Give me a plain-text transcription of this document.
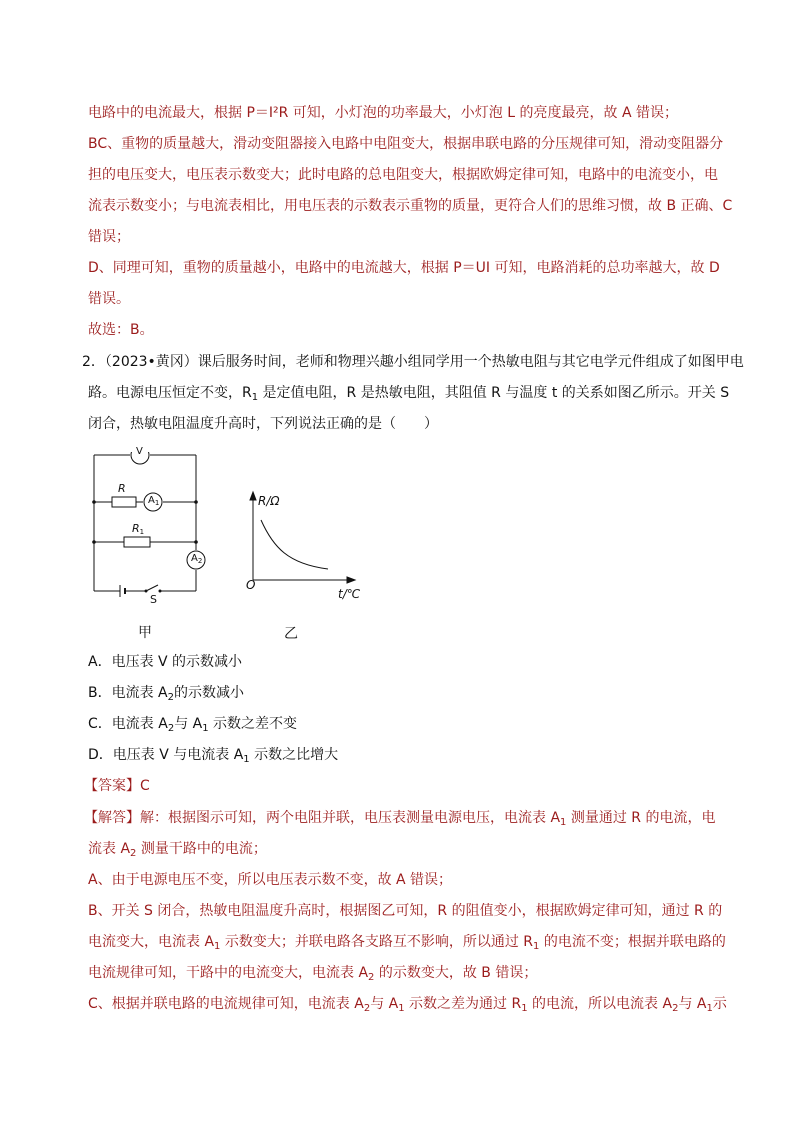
电路中的电流最大，根据 P＝I²R 可知，小灯泡的功率最大，小灯泡 L 的亮度最亮，故 A 错误；
BC、重物的质量越大，滑动变阻器接入电路中电阻变大，根据串联电路的分压规律可知，滑动变阻器分
担的电压变大，电压表示数变大；此时电路的总电阻变大，根据欧姆定律可知，电路中的电流变小，电
流表示数变小；与电流表相比，用电压表的示数表示重物的质量，更符合人们的思维习惯，故 B 正确、C
错误；
D、同理可知，重物的质量越小，电路中的电流越大，根据 P＝UI 可知，电路消耗的总功率越大，故 D
错误。
故选：B。
2．（2023•黄冈）课后服务时间，老师和物理兴趣小组同学用一个热敏电阻与其它电学元件组成了如图甲电
路。电源电压恒定不变，$R_1$ 是定值电阻，R 是热敏电阻，其阻值 R 与温度 t 的关系如图乙所示。开关 S
闭合，热敏电阻温度升高时，下列说法正确的是（　　）
V
R
$A_1$
R1
$A_2$
S
R/Ω
t/℃
O
甲	乙
A．电压表 V 的示数减小
B．电流表 $A_2$的示数减小
C．电流表 $A_2$与 $A_1$ 示数之差不变
D．电压表 V 与电流表 $A_1$ 示数之比增大
【答案】C
【解答】解：根据图示可知，两个电阻并联，电压表测量电源电压，电流表 $A_1$ 测量通过 R 的电流，电
流表 $A_2$ 测量干路中的电流；
A、由于电源电压不变，所以电压表示数不变，故 A 错误；
B、开关 S 闭合，热敏电阻温度升高时，根据图乙可知，R 的阻值变小，根据欧姆定律可知，通过 R 的
电流变大，电流表 $A_1$ 示数变大；并联电路各支路互不影响，所以通过 $R_1$ 的电流不变；根据并联电路的
电流规律可知，干路中的电流变大，电流表 $A_2$ 的示数变大，故 B 错误；
C、根据并联电路的电流规律可知，电流表 $A_2$与 $A_1$ 示数之差为通过 $R_1$ 的电流，所以电流表 $A_2$与 $A_1$示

_ _ _

### YOUR INSTRUCTIONS
Skip the pictures and transcribe the rest of the records exactly.

### REPLY TO THE EXERCISE
Give me a plain-text transcription of this document.
电路中的电流最大，根据 P＝I²R 可知，小灯泡的功率最大，小灯泡 L 的亮度最亮，故 A 错误；
BC、重物的质量越大，滑动变阻器接入电路中电阻变大，根据串联电路的分压规律可知，滑动变阻器分
担的电压变大，电压表示数变大；此时电路的总电阻变大，根据欧姆定律可知，电路中的电流变小，电
流表示数变小；与电流表相比，用电压表的示数表示重物的质量，更符合人们的思维习惯，故 B 正确、C
错误；
D、同理可知，重物的质量越小，电路中的电流越大，根据 P＝UI 可知，电路消耗的总功率越大，故 D
错误。
故选：B。
2．（2023•黄冈）课后服务时间，老师和物理兴趣小组同学用一个热敏电阻与其它电学元件组成了如图甲电
路。电源电压恒定不变，$R_1$ 是定值电阻，R 是热敏电阻，其阻值 R 与温度 t 的关系如图乙所示。开关 S
闭合，热敏电阻温度升高时，下列说法正确的是（　　）
V
R
$A_1$
R1
$A_2$
S
R/Ω
t/℃
O
甲	乙
A．电压表 V 的示数减小
B．电流表 $A_2$的示数减小
C．电流表 $A_2$与 $A_1$ 示数之差不变
D．电压表 V 与电流表 $A_1$ 示数之比增大
【答案】C
【解答】解：根据图示可知，两个电阻并联，电压表测量电源电压，电流表 $A_1$ 测量通过 R 的电流，电
流表 $A_2$ 测量干路中的电流；
A、由于电源电压不变，所以电压表示数不变，故 A 错误；
B、开关 S 闭合，热敏电阻温度升高时，根据图乙可知，R 的阻值变小，根据欧姆定律可知，通过 R 的
电流变大，电流表 $A_1$ 示数变大；并联电路各支路互不影响，所以通过 $R_1$ 的电流不变；根据并联电路的
电流规律可知，干路中的电流变大，电流表 $A_2$ 的示数变大，故 B 错误；
C、根据并联电路的电流规律可知，电流表 $A_2$与 $A_1$ 示数之差为通过 $R_1$ 的电流，所以电流表 $A_2$与 $A_1$示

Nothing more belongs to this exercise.